• _STATED PROBLEM_
Reproduce the lines below exactly, starting with the first line and going on through the line with "candlestick (156, 250, 163, 288)", including both.

--------------------------------------------------

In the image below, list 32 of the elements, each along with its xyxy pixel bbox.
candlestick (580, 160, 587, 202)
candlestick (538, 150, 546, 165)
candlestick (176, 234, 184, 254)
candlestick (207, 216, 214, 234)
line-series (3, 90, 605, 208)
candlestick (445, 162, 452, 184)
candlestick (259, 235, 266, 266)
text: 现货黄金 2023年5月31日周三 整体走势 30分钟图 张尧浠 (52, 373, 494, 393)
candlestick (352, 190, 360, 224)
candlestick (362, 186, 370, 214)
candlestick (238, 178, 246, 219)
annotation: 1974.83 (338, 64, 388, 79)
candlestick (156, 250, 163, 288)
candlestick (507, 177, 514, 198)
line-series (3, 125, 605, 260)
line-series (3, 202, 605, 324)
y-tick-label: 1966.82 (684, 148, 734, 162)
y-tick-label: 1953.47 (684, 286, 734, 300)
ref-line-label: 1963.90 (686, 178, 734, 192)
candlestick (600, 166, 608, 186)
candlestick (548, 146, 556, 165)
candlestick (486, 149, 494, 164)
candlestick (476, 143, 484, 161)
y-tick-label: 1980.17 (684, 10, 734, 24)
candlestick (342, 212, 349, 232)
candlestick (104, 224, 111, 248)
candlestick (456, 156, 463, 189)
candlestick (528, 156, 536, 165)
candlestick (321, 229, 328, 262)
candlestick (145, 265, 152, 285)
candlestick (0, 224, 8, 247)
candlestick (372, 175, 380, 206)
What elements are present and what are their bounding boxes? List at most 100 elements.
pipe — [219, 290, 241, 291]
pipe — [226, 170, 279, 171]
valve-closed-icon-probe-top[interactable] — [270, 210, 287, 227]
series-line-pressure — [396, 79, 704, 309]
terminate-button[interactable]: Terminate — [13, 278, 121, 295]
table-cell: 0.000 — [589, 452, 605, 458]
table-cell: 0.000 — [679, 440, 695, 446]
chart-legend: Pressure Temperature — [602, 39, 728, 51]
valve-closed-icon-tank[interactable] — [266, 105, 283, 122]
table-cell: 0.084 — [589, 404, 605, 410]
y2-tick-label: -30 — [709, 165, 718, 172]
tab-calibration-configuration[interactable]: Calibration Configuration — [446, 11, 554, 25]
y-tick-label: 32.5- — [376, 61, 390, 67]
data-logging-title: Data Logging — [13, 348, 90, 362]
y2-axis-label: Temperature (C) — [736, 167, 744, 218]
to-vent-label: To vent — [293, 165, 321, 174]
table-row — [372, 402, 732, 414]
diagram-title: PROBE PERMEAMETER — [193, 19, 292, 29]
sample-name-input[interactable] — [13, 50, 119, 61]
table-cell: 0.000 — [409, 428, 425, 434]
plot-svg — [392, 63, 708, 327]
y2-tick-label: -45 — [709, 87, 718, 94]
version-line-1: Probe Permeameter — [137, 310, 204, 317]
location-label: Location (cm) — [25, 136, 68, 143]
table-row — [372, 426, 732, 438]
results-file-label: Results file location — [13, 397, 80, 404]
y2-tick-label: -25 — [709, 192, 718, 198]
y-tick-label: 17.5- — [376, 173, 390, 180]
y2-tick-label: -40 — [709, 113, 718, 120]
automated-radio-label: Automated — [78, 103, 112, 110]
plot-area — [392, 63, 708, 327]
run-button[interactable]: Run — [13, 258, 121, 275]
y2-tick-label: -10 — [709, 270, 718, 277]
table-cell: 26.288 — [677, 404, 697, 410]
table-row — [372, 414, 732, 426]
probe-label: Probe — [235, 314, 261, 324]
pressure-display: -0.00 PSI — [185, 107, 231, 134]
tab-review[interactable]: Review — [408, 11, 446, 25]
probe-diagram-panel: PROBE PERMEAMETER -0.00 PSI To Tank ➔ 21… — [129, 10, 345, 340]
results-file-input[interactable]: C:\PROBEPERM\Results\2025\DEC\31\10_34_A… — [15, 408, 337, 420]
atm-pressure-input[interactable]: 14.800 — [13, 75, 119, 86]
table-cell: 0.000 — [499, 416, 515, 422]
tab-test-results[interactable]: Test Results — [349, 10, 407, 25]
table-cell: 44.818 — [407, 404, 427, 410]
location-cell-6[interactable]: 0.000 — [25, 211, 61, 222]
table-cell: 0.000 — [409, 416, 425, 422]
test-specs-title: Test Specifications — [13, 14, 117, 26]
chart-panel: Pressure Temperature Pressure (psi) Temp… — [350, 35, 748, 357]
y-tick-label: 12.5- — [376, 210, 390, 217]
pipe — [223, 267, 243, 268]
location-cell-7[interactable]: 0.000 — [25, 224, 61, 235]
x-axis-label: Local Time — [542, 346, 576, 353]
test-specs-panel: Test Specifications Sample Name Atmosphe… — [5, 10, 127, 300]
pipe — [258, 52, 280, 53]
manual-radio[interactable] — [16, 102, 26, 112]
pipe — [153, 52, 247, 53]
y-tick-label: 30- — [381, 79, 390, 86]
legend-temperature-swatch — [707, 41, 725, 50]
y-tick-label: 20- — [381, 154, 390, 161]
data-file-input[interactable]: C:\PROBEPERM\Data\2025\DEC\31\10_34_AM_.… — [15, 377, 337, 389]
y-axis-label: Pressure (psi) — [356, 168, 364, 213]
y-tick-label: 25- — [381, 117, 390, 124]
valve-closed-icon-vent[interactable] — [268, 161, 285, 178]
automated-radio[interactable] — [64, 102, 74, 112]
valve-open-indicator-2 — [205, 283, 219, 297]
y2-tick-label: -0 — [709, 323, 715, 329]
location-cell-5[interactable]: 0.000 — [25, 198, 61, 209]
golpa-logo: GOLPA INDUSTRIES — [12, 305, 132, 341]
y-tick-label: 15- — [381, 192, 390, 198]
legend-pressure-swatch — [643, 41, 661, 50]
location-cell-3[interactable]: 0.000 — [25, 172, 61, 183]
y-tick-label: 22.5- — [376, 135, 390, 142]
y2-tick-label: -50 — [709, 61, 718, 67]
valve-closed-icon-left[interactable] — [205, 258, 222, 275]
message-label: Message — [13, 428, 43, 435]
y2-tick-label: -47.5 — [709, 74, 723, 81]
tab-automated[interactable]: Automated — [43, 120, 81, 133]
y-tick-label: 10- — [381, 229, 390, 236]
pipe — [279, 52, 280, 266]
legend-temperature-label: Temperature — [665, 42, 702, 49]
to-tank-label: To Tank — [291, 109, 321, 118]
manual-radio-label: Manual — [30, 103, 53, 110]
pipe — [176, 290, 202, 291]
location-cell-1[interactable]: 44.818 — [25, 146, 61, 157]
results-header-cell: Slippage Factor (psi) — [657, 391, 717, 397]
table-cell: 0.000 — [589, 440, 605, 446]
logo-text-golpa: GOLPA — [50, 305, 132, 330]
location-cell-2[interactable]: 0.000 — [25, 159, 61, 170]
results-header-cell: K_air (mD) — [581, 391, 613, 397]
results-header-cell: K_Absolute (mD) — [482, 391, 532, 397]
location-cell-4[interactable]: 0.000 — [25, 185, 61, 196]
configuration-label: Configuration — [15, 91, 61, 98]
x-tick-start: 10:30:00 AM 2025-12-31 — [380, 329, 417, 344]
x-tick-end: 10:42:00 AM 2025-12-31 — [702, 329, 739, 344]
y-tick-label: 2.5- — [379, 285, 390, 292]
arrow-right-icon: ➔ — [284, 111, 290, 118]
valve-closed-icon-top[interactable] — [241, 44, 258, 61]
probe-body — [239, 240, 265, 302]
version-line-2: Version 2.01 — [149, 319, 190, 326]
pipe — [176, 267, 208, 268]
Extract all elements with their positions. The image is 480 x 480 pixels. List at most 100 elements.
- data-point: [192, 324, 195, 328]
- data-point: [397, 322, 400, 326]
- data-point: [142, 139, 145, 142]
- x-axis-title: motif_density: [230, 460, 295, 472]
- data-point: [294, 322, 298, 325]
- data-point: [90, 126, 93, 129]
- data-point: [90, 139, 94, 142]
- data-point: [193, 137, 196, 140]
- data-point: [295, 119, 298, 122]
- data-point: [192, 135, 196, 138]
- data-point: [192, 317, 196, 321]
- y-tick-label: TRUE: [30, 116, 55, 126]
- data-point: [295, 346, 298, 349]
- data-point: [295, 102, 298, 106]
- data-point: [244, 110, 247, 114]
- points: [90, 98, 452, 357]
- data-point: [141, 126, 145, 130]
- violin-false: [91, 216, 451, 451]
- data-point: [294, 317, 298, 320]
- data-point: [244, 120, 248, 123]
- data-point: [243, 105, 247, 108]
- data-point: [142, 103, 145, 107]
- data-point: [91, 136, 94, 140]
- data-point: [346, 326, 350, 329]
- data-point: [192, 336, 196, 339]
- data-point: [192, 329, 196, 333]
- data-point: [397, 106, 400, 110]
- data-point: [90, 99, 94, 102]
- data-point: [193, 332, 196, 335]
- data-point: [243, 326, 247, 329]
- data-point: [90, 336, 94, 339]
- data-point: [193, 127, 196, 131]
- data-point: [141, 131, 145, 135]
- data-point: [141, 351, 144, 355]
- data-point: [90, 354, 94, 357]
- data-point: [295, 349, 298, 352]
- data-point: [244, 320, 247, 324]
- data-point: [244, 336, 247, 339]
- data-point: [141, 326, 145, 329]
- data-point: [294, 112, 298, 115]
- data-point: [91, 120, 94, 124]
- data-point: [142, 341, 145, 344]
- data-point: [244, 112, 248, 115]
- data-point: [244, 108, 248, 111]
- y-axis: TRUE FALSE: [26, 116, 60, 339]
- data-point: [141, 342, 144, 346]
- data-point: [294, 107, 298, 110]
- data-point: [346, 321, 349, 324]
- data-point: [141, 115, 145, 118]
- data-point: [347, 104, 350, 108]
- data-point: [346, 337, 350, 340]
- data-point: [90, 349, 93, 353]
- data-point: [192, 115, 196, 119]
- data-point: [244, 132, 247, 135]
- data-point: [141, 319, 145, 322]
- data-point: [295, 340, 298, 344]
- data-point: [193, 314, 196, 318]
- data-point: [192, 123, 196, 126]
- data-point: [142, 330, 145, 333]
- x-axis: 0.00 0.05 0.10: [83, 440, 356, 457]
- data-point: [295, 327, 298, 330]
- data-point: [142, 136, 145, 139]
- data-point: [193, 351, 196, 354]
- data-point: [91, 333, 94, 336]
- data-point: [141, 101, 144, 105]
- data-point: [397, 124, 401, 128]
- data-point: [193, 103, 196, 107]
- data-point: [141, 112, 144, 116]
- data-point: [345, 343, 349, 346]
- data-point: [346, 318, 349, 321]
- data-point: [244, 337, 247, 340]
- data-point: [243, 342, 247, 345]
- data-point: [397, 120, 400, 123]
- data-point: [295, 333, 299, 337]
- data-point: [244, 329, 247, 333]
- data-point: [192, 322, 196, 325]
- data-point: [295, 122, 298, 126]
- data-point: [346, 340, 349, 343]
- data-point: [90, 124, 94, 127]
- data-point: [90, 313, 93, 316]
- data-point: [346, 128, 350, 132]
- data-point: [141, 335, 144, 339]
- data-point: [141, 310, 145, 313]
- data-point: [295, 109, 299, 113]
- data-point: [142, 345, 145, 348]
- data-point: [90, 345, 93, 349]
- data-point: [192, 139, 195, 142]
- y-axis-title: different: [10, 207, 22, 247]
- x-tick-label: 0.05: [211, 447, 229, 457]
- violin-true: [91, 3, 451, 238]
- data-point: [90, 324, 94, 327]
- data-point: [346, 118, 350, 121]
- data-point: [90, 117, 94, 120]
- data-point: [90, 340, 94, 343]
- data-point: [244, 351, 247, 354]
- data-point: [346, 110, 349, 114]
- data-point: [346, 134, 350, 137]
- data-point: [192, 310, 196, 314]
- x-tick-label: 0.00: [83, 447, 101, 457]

--------------------------------------------------

• _RIGHT ANSWER_
In the image below, list 32 of the elements, each along with its xyxy pixel bbox.
candlestick (580, 160, 587, 202)
candlestick (538, 150, 546, 165)
candlestick (176, 234, 184, 254)
candlestick (207, 216, 214, 234)
line-series (3, 90, 605, 208)
candlestick (445, 162, 452, 184)
candlestick (259, 235, 266, 266)
text: 现货黄金 2023年5月31日周三 整体走势 30分钟图 张尧浠 (52, 373, 494, 393)
candlestick (352, 190, 360, 224)
candlestick (362, 186, 370, 214)
candlestick (238, 178, 246, 219)
annotation: 1974.83 (338, 64, 388, 79)
candlestick (156, 250, 163, 288)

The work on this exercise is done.